### What you have to do
Collect every row that contains the string "buyer" and copy each one in full. Match case exactly.
_ _ _
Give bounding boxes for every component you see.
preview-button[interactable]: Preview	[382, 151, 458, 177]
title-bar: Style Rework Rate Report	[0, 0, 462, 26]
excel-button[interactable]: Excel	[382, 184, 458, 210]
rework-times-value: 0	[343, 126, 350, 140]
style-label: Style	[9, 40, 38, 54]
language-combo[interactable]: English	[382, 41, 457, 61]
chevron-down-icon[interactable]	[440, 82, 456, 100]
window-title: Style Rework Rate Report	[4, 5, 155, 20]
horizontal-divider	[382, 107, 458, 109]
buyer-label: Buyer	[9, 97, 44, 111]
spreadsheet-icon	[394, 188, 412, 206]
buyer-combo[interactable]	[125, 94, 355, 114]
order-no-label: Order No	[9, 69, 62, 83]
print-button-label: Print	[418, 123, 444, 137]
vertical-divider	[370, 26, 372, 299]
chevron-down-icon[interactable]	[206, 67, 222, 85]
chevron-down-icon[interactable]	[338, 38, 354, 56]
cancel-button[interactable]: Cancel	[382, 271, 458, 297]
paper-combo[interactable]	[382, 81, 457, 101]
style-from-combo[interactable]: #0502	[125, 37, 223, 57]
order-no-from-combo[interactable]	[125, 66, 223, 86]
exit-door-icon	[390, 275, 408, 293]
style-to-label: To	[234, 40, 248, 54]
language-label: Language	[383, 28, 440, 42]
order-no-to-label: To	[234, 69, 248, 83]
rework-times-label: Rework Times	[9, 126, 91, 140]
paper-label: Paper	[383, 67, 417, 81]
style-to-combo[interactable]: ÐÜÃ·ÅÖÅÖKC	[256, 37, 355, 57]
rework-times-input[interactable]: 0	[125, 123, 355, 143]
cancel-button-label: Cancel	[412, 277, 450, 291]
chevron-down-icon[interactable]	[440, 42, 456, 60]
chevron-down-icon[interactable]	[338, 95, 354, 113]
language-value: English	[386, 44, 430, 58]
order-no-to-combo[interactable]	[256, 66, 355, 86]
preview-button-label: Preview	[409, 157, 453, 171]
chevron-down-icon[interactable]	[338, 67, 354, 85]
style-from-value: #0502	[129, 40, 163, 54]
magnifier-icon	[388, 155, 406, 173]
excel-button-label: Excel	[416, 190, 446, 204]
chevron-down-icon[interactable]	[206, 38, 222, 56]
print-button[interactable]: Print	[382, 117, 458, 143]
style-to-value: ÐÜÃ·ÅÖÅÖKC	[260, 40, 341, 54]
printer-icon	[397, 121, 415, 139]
_ _ _
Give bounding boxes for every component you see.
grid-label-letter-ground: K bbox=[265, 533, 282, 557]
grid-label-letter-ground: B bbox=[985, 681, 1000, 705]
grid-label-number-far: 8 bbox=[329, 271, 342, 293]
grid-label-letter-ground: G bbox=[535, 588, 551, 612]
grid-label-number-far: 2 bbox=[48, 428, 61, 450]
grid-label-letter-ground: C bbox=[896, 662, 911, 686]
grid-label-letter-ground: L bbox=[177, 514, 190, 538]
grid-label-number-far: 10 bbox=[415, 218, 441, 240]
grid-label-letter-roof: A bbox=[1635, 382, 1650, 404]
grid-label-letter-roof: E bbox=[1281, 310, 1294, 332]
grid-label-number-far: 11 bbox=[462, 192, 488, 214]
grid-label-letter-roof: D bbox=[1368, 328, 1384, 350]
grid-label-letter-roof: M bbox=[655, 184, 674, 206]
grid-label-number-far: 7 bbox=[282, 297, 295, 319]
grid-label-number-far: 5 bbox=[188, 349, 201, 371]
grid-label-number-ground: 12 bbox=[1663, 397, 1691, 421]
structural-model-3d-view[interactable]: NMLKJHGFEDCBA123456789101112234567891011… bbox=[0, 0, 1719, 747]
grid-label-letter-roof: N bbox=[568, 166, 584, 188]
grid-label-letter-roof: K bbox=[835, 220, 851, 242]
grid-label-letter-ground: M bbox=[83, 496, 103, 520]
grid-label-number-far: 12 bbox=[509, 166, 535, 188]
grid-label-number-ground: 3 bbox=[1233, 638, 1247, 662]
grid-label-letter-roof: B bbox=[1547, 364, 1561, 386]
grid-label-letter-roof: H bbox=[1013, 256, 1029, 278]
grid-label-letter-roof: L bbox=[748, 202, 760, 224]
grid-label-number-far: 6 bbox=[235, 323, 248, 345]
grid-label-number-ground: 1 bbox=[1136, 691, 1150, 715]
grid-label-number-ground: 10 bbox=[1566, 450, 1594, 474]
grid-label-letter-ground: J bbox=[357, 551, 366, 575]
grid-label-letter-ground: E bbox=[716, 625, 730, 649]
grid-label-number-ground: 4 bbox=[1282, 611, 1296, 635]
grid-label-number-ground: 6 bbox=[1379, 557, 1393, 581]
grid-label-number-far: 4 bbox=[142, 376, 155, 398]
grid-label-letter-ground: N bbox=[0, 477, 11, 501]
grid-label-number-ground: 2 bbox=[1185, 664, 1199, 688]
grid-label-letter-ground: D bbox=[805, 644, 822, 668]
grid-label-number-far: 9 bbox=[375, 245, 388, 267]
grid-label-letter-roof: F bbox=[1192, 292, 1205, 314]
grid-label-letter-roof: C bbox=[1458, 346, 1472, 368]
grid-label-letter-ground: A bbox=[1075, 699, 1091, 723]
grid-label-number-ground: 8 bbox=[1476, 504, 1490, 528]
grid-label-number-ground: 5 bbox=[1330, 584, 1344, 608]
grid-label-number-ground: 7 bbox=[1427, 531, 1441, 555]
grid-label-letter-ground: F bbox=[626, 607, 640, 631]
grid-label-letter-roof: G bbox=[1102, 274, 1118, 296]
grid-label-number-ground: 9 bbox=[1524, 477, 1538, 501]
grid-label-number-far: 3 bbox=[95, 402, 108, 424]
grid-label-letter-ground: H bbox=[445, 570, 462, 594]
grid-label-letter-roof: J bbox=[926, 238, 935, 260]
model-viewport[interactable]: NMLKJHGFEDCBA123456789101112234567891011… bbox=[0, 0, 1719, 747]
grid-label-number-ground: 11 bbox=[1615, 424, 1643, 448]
_ _ _
### Solution to the problem
buyer-label: Buyer	[9, 97, 44, 111]
buyer-combo[interactable]	[125, 94, 355, 114]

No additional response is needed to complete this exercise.